(Dataset items)
+ + +
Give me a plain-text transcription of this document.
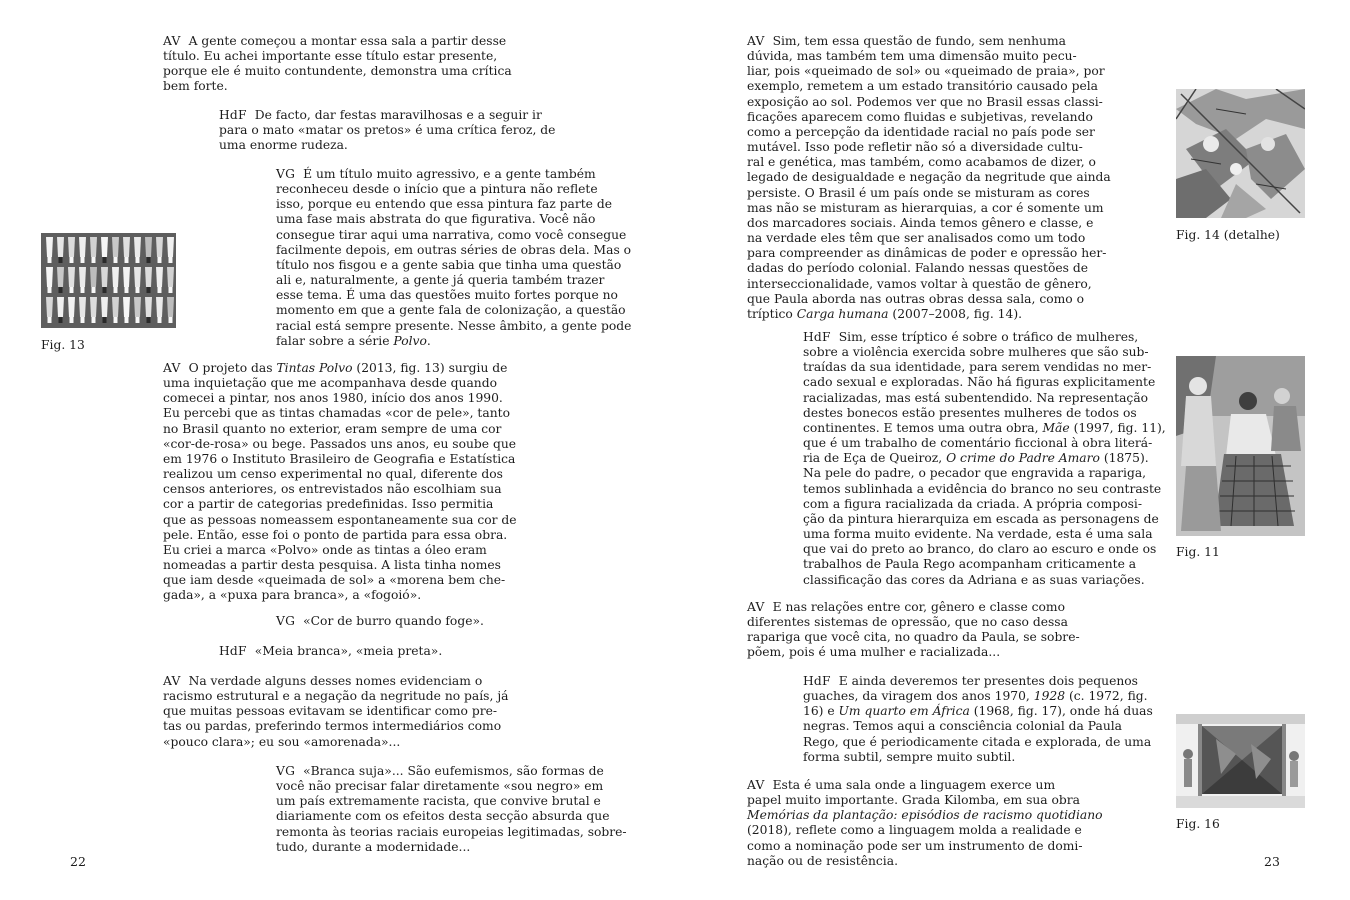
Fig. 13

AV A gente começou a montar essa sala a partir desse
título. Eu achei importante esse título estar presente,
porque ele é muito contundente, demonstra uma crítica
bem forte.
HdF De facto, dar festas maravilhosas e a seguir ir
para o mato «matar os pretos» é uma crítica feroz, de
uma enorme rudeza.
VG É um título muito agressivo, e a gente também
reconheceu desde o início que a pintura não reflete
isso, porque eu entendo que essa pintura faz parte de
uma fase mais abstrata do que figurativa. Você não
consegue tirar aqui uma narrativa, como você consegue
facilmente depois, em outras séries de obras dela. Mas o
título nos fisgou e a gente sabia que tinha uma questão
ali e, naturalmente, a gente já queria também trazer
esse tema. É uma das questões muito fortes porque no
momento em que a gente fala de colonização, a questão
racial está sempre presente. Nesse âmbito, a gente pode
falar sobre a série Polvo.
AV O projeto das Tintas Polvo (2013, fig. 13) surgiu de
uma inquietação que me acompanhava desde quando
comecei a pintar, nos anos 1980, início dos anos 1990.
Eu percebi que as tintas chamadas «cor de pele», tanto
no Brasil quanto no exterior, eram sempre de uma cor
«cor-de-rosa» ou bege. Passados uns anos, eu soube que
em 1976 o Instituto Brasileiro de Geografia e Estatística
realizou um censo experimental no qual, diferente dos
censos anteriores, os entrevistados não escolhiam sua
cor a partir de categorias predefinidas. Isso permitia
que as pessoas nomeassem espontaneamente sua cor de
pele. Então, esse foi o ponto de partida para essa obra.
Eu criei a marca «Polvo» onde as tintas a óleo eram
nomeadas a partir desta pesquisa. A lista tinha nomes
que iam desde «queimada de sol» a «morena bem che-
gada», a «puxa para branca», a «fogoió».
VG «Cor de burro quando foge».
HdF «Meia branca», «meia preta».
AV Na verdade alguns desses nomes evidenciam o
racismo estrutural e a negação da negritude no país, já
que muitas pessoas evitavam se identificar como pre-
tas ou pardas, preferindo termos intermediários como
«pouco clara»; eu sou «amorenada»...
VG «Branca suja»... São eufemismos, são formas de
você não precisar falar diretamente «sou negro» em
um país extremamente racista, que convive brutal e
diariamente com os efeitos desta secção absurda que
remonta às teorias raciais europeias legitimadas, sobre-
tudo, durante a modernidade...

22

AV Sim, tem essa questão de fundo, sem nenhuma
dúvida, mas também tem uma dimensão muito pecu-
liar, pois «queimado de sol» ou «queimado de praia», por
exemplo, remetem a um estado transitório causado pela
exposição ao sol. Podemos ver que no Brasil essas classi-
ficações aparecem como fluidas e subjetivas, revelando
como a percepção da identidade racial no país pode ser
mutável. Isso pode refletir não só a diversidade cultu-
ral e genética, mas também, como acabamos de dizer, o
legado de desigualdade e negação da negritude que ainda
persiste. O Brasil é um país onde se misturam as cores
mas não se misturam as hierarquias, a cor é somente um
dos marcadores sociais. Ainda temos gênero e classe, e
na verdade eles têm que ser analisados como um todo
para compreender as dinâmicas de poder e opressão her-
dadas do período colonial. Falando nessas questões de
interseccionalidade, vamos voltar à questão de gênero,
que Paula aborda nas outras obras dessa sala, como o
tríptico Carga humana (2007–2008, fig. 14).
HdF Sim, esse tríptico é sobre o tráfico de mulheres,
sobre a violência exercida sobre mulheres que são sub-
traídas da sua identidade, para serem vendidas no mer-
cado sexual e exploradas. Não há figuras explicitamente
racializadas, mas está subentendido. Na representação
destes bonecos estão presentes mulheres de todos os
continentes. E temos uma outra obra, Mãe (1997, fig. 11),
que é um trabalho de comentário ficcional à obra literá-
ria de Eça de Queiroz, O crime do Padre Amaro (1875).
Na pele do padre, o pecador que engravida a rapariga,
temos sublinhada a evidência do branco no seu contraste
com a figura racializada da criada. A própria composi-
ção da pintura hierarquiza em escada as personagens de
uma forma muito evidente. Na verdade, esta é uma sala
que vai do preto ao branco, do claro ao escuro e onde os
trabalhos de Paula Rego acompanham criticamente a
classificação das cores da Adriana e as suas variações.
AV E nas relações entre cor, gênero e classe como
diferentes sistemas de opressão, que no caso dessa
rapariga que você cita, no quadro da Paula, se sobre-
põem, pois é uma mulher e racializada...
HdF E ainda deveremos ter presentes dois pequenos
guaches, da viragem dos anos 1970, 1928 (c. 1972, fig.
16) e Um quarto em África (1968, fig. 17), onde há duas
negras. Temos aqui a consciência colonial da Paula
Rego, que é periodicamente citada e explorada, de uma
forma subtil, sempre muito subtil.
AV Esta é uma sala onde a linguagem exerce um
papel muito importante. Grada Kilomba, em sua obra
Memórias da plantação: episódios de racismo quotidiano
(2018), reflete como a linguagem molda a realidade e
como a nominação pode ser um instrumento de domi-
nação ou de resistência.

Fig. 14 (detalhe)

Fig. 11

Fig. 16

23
+ + +
§ **Given exercise**
Can you restate all the records above word for word while dropping the pictures?

§ **Task response**
Give me a plain-text transcription of this document.
Fig. 13

AV A gente começou a montar essa sala a partir desse
título. Eu achei importante esse título estar presente,
porque ele é muito contundente, demonstra uma crítica
bem forte.
HdF De facto, dar festas maravilhosas e a seguir ir
para o mato «matar os pretos» é uma crítica feroz, de
uma enorme rudeza.
VG É um título muito agressivo, e a gente também
reconheceu desde o início que a pintura não reflete
isso, porque eu entendo que essa pintura faz parte de
uma fase mais abstrata do que figurativa. Você não
consegue tirar aqui uma narrativa, como você consegue
facilmente depois, em outras séries de obras dela. Mas o
título nos fisgou e a gente sabia que tinha uma questão
ali e, naturalmente, a gente já queria também trazer
esse tema. É uma das questões muito fortes porque no
momento em que a gente fala de colonização, a questão
racial está sempre presente. Nesse âmbito, a gente pode
falar sobre a série Polvo.
AV O projeto das Tintas Polvo (2013, fig. 13) surgiu de
uma inquietação que me acompanhava desde quando
comecei a pintar, nos anos 1980, início dos anos 1990.
Eu percebi que as tintas chamadas «cor de pele», tanto
no Brasil quanto no exterior, eram sempre de uma cor
«cor-de-rosa» ou bege. Passados uns anos, eu soube que
em 1976 o Instituto Brasileiro de Geografia e Estatística
realizou um censo experimental no qual, diferente dos
censos anteriores, os entrevistados não escolhiam sua
cor a partir de categorias predefinidas. Isso permitia
que as pessoas nomeassem espontaneamente sua cor de
pele. Então, esse foi o ponto de partida para essa obra.
Eu criei a marca «Polvo» onde as tintas a óleo eram
nomeadas a partir desta pesquisa. A lista tinha nomes
que iam desde «queimada de sol» a «morena bem che-
gada», a «puxa para branca», a «fogoió».
VG «Cor de burro quando foge».
HdF «Meia branca», «meia preta».
AV Na verdade alguns desses nomes evidenciam o
racismo estrutural e a negação da negritude no país, já
que muitas pessoas evitavam se identificar como pre-
tas ou pardas, preferindo termos intermediários como
«pouco clara»; eu sou «amorenada»...
VG «Branca suja»... São eufemismos, são formas de
você não precisar falar diretamente «sou negro» em
um país extremamente racista, que convive brutal e
diariamente com os efeitos desta secção absurda que
remonta às teorias raciais europeias legitimadas, sobre-
tudo, durante a modernidade...

22

AV Sim, tem essa questão de fundo, sem nenhuma
dúvida, mas também tem uma dimensão muito pecu-
liar, pois «queimado de sol» ou «queimado de praia», por
exemplo, remetem a um estado transitório causado pela
exposição ao sol. Podemos ver que no Brasil essas classi-
ficações aparecem como fluidas e subjetivas, revelando
como a percepção da identidade racial no país pode ser
mutável. Isso pode refletir não só a diversidade cultu-
ral e genética, mas também, como acabamos de dizer, o
legado de desigualdade e negação da negritude que ainda
persiste. O Brasil é um país onde se misturam as cores
mas não se misturam as hierarquias, a cor é somente um
dos marcadores sociais. Ainda temos gênero e classe, e
na verdade eles têm que ser analisados como um todo
para compreender as dinâmicas de poder e opressão her-
dadas do período colonial. Falando nessas questões de
interseccionalidade, vamos voltar à questão de gênero,
que Paula aborda nas outras obras dessa sala, como o
tríptico Carga humana (2007–2008, fig. 14).
HdF Sim, esse tríptico é sobre o tráfico de mulheres,
sobre a violência exercida sobre mulheres que são sub-
traídas da sua identidade, para serem vendidas no mer-
cado sexual e exploradas. Não há figuras explicitamente
racializadas, mas está subentendido. Na representação
destes bonecos estão presentes mulheres de todos os
continentes. E temos uma outra obra, Mãe (1997, fig. 11),
que é um trabalho de comentário ficcional à obra literá-
ria de Eça de Queiroz, O crime do Padre Amaro (1875).
Na pele do padre, o pecador que engravida a rapariga,
temos sublinhada a evidência do branco no seu contraste
com a figura racializada da criada. A própria composi-
ção da pintura hierarquiza em escada as personagens de
uma forma muito evidente. Na verdade, esta é uma sala
que vai do preto ao branco, do claro ao escuro e onde os
trabalhos de Paula Rego acompanham criticamente a
classificação das cores da Adriana e as suas variações.
AV E nas relações entre cor, gênero e classe como
diferentes sistemas de opressão, que no caso dessa
rapariga que você cita, no quadro da Paula, se sobre-
põem, pois é uma mulher e racializada...
HdF E ainda deveremos ter presentes dois pequenos
guaches, da viragem dos anos 1970, 1928 (c. 1972, fig.
16) e Um quarto em África (1968, fig. 17), onde há duas
negras. Temos aqui a consciência colonial da Paula
Rego, que é periodicamente citada e explorada, de uma
forma subtil, sempre muito subtil.
AV Esta é uma sala onde a linguagem exerce um
papel muito importante. Grada Kilomba, em sua obra
Memórias da plantação: episódios de racismo quotidiano
(2018), reflete como a linguagem molda a realidade e
como a nominação pode ser um instrumento de domi-
nação ou de resistência.

Fig. 14 (detalhe)

Fig. 11

Fig. 16

23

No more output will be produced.